— Start EXCERPTED DATA —
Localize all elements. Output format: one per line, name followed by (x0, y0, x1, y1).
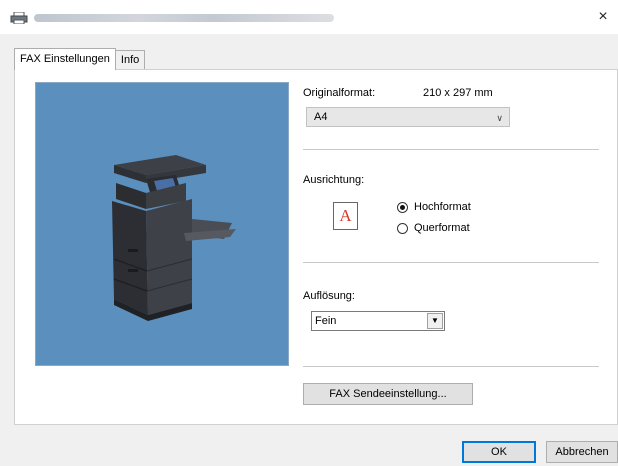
radio-unchecked-icon (397, 222, 408, 234)
tab-strip: FAX Einstellungen Info (14, 48, 146, 70)
chevron-down-icon: ∨ (496, 113, 503, 123)
original-format-select[interactable]: A4 ∨ (306, 107, 510, 127)
printer-image (112, 155, 236, 321)
divider (303, 366, 599, 367)
radio-querformat[interactable]: Querformat (397, 222, 470, 234)
printer-preview (35, 82, 289, 366)
tab-fax-settings[interactable]: FAX Einstellungen (14, 48, 116, 70)
resolution-label: Auflösung: (303, 290, 355, 302)
printer-icon (10, 12, 28, 24)
fax-send-settings-button[interactable]: FAX Sendeeinstellung... (303, 383, 473, 405)
original-format-label: Originalformat: (303, 87, 376, 99)
portrait-orientation-icon: A (333, 202, 358, 230)
resolution-select[interactable]: Fein ▼ (311, 311, 445, 331)
original-format-value: A4 (314, 111, 328, 123)
radio-querformat-label: Querformat (414, 222, 470, 234)
resolution-value: Fein (315, 315, 337, 327)
dropdown-arrow-icon: ▼ (427, 313, 443, 329)
original-format-size: 210 x 297 mm (423, 87, 493, 99)
radio-hochformat-label: Hochformat (414, 201, 471, 213)
close-button[interactable]: × (592, 8, 614, 26)
title-bar: × (0, 0, 618, 34)
ok-button[interactable]: OK (462, 441, 536, 463)
divider (303, 262, 599, 263)
orientation-label: Ausrichtung: (303, 174, 365, 186)
tab-panel: Originalformat: 210 x 297 mm A4 ∨ Ausric… (14, 69, 618, 425)
tab-info[interactable]: Info (114, 50, 146, 70)
radio-hochformat[interactable]: Hochformat (397, 201, 471, 213)
window-title-obscured (34, 14, 334, 22)
divider (303, 149, 599, 150)
radio-checked-icon (397, 201, 408, 213)
cancel-button[interactable]: Abbrechen (546, 441, 618, 463)
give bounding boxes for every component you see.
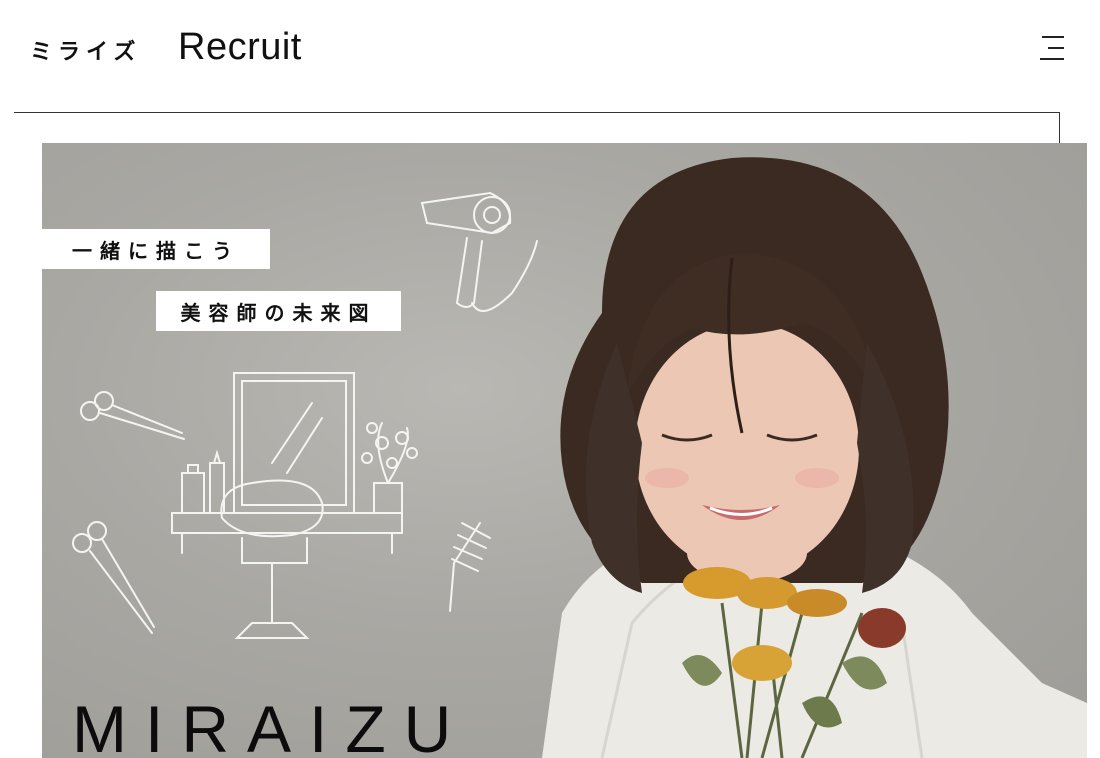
menu-line (1048, 47, 1064, 49)
hamburger-menu-icon[interactable] (1032, 34, 1064, 64)
menu-line (1042, 36, 1064, 38)
logo-recruit[interactable]: Recruit (178, 26, 302, 69)
tagline-2: 美容師の未来図 (156, 291, 401, 331)
logo-japanese[interactable]: ミライズ (30, 34, 141, 66)
frame-line-top (14, 112, 1060, 113)
site-header: ミライズ Recruit (0, 0, 1100, 100)
woman-with-flowers-photo (542, 157, 1087, 758)
tagline-1: 一緒に描こう (42, 229, 270, 269)
hero-banner: 一緒に描こう 美容師の未来図 MIRAIZU (42, 143, 1087, 758)
brand-title: MIRAIZU (72, 692, 470, 758)
menu-line (1040, 58, 1064, 60)
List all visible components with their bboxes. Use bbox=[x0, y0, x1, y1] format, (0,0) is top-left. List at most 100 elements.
— End EXCERPTED DATA —
▸ AIM
Arrange every line of both items above as a single numbered list, omitting blank lines and leaving the pictures out.

▸ EXERCISE ANSWER
1. Localize all elements. Output format: one per line, name followed by (x0, y0, x1, y1).
2. radio-unchecked-icon (397, 222, 408, 234)
3. tab-strip: FAX Einstellungen Info (14, 48, 146, 70)
4. chevron-down-icon: ∨ (496, 113, 503, 123)
5. original-format-select[interactable]: A4 ∨ (306, 107, 510, 127)
6. printer-image (112, 155, 236, 321)
7. divider (303, 366, 599, 367)
8. radio-querformat[interactable]: Querformat (397, 222, 470, 234)
9. printer-preview (35, 82, 289, 366)
10. tab-fax-settings[interactable]: FAX Einstellungen (14, 48, 116, 70)
11. resolution-label: Auflösung: (303, 290, 355, 302)
12. printer-icon (10, 12, 28, 24)
13. fax-send-settings-button[interactable]: FAX Sendeeinstellung... (303, 383, 473, 405)
14. original-format-label: Originalformat: (303, 87, 376, 99)
15. portrait-orientation-icon: A (333, 202, 358, 230)
16. resolution-select[interactable]: Fein ▼ (311, 311, 445, 331)
17. original-format-value: A4 (314, 111, 328, 123)
18. radio-querformat-label: Querformat (414, 222, 470, 234)
19. resolution-value: Fein (315, 315, 337, 327)
20. dropdown-arrow-icon: ▼ (427, 313, 443, 329)
21. original-format-size: 210 x 297 mm (423, 87, 493, 99)
22. radio-hochformat-label: Hochformat (414, 201, 471, 213)
23. close-button[interactable]: × (592, 8, 614, 26)
24. title-bar: × (0, 0, 618, 34)
25. ok-button[interactable]: OK (462, 441, 536, 463)
26. divider (303, 262, 599, 263)
27. orientation-label: Ausrichtung: (303, 174, 365, 186)
28. tab-panel: Originalformat: 210 x 297 mm A4 ∨ Ausric… (14, 69, 618, 425)
29. tab-info[interactable]: Info (114, 50, 146, 70)
30. radio-hochformat[interactable]: Hochformat (397, 201, 471, 213)
31. window-title-obscured (34, 14, 334, 22)
32. divider (303, 149, 599, 150)
33. radio-checked-icon (397, 201, 408, 213)
34. cancel-button[interactable]: Abbrechen (546, 441, 618, 463)
35. give bounding boxes for every component you see.
36. menu-line (1048, 47, 1064, 49)
37. hamburger-menu-icon[interactable] (1032, 34, 1064, 64)
38. menu-line (1042, 36, 1064, 38)
39. logo-recruit[interactable]: Recruit (178, 26, 302, 69)
40. tagline-2: 美容師の未来図 (156, 291, 401, 331)
41. logo-japanese[interactable]: ミライズ (30, 34, 141, 66)
42. frame-line-top (14, 112, 1060, 113)
43. site-header: ミライズ Recruit (0, 0, 1100, 100)
44. woman-with-flowers-photo (542, 157, 1087, 758)
45. tagline-1: 一緒に描こう (42, 229, 270, 269)
46. hero-banner: 一緒に描こう 美容師の未来図 MIRAIZU (42, 143, 1087, 758)
47. brand-title: MIRAIZU (72, 692, 470, 758)
48. menu-line (1040, 58, 1064, 60)
49. List all visible components with their bboxes. Use bbox=[x0, y0, x1, y1] format, (0,0) is top-left. List at most 100 elements.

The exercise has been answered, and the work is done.